- Work task 1 -
Do these statements agree with the forum thread about a trip to Cabo Pulmo? (a) The road to Cabo Pulmo is paved the whole way. (b) The tour under consideration costs $180 per person. (c) The American Express rental car insurance works alongside the renter's home insurance company. Answer yes or no for each, quoting the words of the thread that decide it.
- Work task 2 -
Can you repeat the part of the forum thread about the Cabo Pulmo trip from "## california-bighorn (Mar" to "for $180 each."?

- Excerpted passage -
┌──
I forgot to say that gasoline is about $3.00 a gallon in Mexico.


----------



## california-bighorn (Mar 31, 2012)

heathpack said:


> We would be going to snorkel.  The tour that we are looking at is through this company:  http://bajaoutback.com/?lang=en&page=adventures
> 
> It would include kayaks, snorkel gear, transportation, bilingual guide and lunch for $180 each.
> 
> ...


Although it has never made sense for us to rent a car for the entire week to 2 weeks we stay in Cabo, even if it were just two of you, a car rental for a day to Cabo Pulmo would be most cost effective and have some other advantages.  The more in your group the more cost effective the car rental would be.  It was no problem driving to CP.  About half the trip is on the main 2 lane highway, then you turn (well marked to CP) onto another road that is paved until about the last 6 to 8 miles where it turns into a dirt road that is well maintained, but dusty.  Plenty of room to move over for infrequent oncoming traffic.  If you left early from San Jose Del Cabo you would have the entire day to pick what you wanted to do and for how long.  It is a safe trip driving up there.  Just drive kinda slow, watch for cattle and mules (donkeys?) on the highway and you'll be fine.  I think there are 4 companies in town that provide snorkeling and a couple for kayaking. We have always used Cabo Pulmo dive shop that is the 2 story blue building you see when you 1st come into town.  They are excellent for snorkeling, don't know about kayaks, but you could check their website.  There are some great inexpensive beach side restaurants that make you feel you are in one of those TV commercials.


----------



## heathpack (Mar 31, 2012)

PStreet1 said:


> You might consider using an American Express card to rent the car.  If you add (for no cost) American Express' Premium Rental Car Insurance, the vehicle will be fully covered for up to a 42 day rental--and the total cost through American Express is $25.00 for the entire rental period.  The Am. Ex. insurance also covers medical for the car's occupants, belongings, any loss the car rental company would have from the vehicle being out of service, and--for me, the best part--it's primary insurance; your insurance company at home won't be involved.
└──
- Entries provided -
┌──
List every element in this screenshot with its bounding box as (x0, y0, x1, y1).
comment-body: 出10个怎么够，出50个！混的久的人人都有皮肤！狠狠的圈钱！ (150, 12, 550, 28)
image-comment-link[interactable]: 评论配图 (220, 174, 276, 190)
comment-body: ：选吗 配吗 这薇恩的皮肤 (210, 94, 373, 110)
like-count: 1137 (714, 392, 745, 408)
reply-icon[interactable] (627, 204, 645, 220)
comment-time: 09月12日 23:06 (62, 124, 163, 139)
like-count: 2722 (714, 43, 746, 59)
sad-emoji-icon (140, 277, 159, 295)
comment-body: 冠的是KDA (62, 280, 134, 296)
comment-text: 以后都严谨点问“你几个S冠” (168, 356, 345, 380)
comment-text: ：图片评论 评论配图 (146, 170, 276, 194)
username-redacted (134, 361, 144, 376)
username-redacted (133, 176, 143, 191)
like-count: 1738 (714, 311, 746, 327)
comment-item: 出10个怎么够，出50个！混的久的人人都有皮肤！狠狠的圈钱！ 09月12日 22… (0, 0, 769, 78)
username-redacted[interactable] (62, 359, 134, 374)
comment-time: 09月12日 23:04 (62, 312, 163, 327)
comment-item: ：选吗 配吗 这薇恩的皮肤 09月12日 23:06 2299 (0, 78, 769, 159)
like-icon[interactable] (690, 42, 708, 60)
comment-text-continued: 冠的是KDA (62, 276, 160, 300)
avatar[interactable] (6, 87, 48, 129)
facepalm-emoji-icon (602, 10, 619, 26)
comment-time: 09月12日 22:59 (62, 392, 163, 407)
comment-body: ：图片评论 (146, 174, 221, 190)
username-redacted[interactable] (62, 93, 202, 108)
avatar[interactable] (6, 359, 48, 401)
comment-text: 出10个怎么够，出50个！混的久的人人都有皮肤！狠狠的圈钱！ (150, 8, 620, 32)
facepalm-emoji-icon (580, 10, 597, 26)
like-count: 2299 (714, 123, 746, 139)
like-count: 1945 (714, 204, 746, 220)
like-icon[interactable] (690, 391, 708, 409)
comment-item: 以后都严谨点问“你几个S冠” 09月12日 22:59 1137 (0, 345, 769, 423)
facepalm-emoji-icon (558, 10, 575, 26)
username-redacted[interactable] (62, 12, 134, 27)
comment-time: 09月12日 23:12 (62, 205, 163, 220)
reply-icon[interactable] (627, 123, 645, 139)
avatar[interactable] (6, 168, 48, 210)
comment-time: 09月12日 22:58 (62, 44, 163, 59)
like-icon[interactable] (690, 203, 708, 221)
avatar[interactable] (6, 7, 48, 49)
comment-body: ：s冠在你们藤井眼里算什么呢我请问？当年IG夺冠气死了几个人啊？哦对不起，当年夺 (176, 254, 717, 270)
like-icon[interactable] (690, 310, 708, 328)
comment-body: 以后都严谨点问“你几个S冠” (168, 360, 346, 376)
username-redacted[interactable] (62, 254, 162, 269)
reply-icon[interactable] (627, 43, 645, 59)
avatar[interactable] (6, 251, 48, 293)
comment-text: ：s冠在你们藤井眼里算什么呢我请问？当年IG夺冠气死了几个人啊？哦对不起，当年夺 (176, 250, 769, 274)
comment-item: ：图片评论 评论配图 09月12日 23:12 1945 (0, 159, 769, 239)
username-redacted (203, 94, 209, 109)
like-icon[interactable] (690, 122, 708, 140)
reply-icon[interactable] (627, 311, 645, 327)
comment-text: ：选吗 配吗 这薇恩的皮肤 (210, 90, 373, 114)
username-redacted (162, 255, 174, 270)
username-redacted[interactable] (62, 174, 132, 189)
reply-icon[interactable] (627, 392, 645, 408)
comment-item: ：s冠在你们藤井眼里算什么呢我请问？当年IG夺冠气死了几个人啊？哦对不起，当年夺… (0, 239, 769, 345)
└──
- Answer 1 -
(a) No: "paved until about the last 6 to 8 miles where it turns into a dirt road"
(b) Yes: "It would include kayaks, snorkel gear, transportation, bilingual guide and lunch for $180 each."
(c) No: "it's primary insurance; your insurance company at home won't be involved."

- Answer 2 -
## california-bighorn (Mar 31, 2012)

heathpack said:


> We would be going to snorkel.  The tour that we are looking at is through this company:  http://bajaoutback.com/?lang=en&page=adventures
> 
> It would include kayaks, snorkel gear, transportation, bilingual guide and lunch for $180 each.